Will you write out all of the records below line for line, changing nothing?

--- start Given data ---

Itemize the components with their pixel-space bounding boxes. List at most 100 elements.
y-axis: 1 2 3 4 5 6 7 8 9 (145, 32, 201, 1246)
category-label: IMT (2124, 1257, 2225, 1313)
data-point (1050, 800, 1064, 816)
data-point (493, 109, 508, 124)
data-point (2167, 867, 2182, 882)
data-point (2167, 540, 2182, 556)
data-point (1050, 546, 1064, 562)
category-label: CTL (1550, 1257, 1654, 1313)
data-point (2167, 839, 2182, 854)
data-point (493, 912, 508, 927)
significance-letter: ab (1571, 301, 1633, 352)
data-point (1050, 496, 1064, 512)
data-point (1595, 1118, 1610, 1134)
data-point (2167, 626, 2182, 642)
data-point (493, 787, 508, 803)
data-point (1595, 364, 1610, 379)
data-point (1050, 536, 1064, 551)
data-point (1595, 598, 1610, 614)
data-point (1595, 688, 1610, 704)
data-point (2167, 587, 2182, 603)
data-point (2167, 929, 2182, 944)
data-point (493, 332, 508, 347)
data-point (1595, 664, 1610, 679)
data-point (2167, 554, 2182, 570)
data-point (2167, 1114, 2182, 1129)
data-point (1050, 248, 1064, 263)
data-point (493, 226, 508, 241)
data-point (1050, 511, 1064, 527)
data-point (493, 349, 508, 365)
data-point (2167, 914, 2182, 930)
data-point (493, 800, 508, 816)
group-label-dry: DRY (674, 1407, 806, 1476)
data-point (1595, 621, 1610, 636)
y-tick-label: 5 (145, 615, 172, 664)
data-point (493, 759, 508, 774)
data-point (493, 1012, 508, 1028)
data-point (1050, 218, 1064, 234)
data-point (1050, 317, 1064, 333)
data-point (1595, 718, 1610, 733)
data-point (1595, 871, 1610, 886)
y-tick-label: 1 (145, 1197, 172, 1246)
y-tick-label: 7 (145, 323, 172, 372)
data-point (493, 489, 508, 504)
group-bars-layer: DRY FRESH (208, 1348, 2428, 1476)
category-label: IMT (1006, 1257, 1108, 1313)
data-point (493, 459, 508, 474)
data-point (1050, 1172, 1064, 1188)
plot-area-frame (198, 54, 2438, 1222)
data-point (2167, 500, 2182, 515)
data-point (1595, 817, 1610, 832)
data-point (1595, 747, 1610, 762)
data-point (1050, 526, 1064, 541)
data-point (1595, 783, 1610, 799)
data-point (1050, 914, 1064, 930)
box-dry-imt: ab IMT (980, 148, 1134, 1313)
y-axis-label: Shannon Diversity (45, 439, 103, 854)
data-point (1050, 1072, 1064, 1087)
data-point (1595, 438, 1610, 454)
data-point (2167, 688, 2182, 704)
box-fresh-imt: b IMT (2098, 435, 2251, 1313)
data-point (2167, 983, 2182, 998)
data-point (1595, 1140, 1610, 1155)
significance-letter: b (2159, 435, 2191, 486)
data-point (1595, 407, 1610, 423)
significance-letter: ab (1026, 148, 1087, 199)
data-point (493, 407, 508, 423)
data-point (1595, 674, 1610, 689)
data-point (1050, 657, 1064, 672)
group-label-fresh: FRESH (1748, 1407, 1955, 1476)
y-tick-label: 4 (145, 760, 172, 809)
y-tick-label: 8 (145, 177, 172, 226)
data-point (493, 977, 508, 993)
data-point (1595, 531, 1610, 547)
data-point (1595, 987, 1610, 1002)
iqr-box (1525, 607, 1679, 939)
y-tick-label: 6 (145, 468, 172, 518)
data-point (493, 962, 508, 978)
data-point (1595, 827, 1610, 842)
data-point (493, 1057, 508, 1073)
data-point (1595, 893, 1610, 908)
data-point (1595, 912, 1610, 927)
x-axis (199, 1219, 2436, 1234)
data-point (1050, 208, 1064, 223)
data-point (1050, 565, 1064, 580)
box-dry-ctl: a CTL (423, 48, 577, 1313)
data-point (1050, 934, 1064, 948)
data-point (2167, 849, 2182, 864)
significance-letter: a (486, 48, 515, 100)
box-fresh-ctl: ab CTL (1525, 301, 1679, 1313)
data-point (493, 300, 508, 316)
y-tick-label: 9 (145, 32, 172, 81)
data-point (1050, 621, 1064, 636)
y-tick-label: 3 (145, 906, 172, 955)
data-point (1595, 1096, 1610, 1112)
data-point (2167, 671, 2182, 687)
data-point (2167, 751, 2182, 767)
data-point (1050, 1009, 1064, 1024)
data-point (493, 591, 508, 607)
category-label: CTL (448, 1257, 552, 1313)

--- end Given data ---

▸ **Finished exercise**:
Itemize the components with their pixel-space bounding boxes. List at most 100 elements.
y-axis: 1 2 3 4 5 6 7 8 9 (145, 32, 201, 1246)
category-label: IMT (2124, 1257, 2225, 1313)
data-point (1050, 800, 1064, 816)
data-point (493, 109, 508, 124)
data-point (2167, 867, 2182, 882)
data-point (2167, 540, 2182, 556)
data-point (1050, 546, 1064, 562)
category-label: CTL (1550, 1257, 1654, 1313)
data-point (2167, 839, 2182, 854)
data-point (493, 912, 508, 927)
significance-letter: ab (1571, 301, 1633, 352)
data-point (1050, 496, 1064, 512)
data-point (1595, 1118, 1610, 1134)
data-point (2167, 626, 2182, 642)
data-point (493, 787, 508, 803)
data-point (1595, 364, 1610, 379)
data-point (1050, 536, 1064, 551)
data-point (1595, 598, 1610, 614)
data-point (1595, 688, 1610, 704)
data-point (2167, 587, 2182, 603)
data-point (2167, 929, 2182, 944)
data-point (493, 332, 508, 347)
data-point (1595, 664, 1610, 679)
data-point (2167, 554, 2182, 570)
data-point (2167, 1114, 2182, 1129)
data-point (1050, 248, 1064, 263)
data-point (493, 226, 508, 241)
data-point (1050, 511, 1064, 527)
data-point (493, 349, 508, 365)
data-point (2167, 914, 2182, 930)
data-point (493, 800, 508, 816)
group-label-dry: DRY (674, 1407, 806, 1476)
data-point (1595, 621, 1610, 636)
y-tick-label: 5 (145, 615, 172, 664)
data-point (493, 759, 508, 774)
data-point (493, 1012, 508, 1028)
data-point (1050, 218, 1064, 234)
data-point (1050, 317, 1064, 333)
data-point (1595, 718, 1610, 733)
data-point (1595, 871, 1610, 886)
y-tick-label: 1 (145, 1197, 172, 1246)
y-tick-label: 7 (145, 323, 172, 372)
data-point (493, 489, 508, 504)
group-bars-layer: DRY FRESH (208, 1348, 2428, 1476)
category-label: IMT (1006, 1257, 1108, 1313)
data-point (493, 459, 508, 474)
data-point (1050, 1172, 1064, 1188)
plot-area-frame (198, 54, 2438, 1222)
data-point (2167, 500, 2182, 515)
data-point (1595, 817, 1610, 832)
data-point (1595, 747, 1610, 762)
data-point (1050, 526, 1064, 541)
data-point (1595, 783, 1610, 799)
data-point (1050, 914, 1064, 930)
box-dry-imt: ab IMT (980, 148, 1134, 1313)
y-axis-label: Shannon Diversity (45, 439, 103, 854)
data-point (1050, 1072, 1064, 1087)
data-point (1595, 438, 1610, 454)
data-point (2167, 688, 2182, 704)
box-fresh-imt: b IMT (2098, 435, 2251, 1313)
data-point (2167, 983, 2182, 998)
data-point (1595, 1140, 1610, 1155)
significance-letter: b (2159, 435, 2191, 486)
data-point (1595, 407, 1610, 423)
significance-letter: ab (1026, 148, 1087, 199)
data-point (493, 407, 508, 423)
data-point (1595, 674, 1610, 689)
data-point (1050, 657, 1064, 672)
group-label-fresh: FRESH (1748, 1407, 1955, 1476)
y-tick-label: 4 (145, 760, 172, 809)
y-tick-label: 8 (145, 177, 172, 226)
data-point (493, 977, 508, 993)
data-point (1595, 531, 1610, 547)
data-point (1595, 987, 1610, 1002)
iqr-box (1525, 607, 1679, 939)
y-tick-label: 6 (145, 468, 172, 518)
data-point (493, 962, 508, 978)
data-point (1595, 827, 1610, 842)
data-point (493, 1057, 508, 1073)
data-point (1595, 893, 1610, 908)
data-point (1595, 912, 1610, 927)
x-axis (199, 1219, 2436, 1234)
data-point (1050, 208, 1064, 223)
data-point (1050, 565, 1064, 580)
box-dry-ctl: a CTL (423, 48, 577, 1313)
data-point (1050, 934, 1064, 948)
data-point (2167, 849, 2182, 864)
significance-letter: a (486, 48, 515, 100)
box-fresh-ctl: ab CTL (1525, 301, 1679, 1313)
data-point (493, 300, 508, 316)
y-tick-label: 9 (145, 32, 172, 81)
data-point (1050, 621, 1064, 636)
y-tick-label: 3 (145, 906, 172, 955)
data-point (1595, 1096, 1610, 1112)
data-point (2167, 671, 2182, 687)
data-point (2167, 751, 2182, 767)
data-point (1050, 1009, 1064, 1024)
data-point (493, 591, 508, 607)
category-label: CTL (448, 1257, 552, 1313)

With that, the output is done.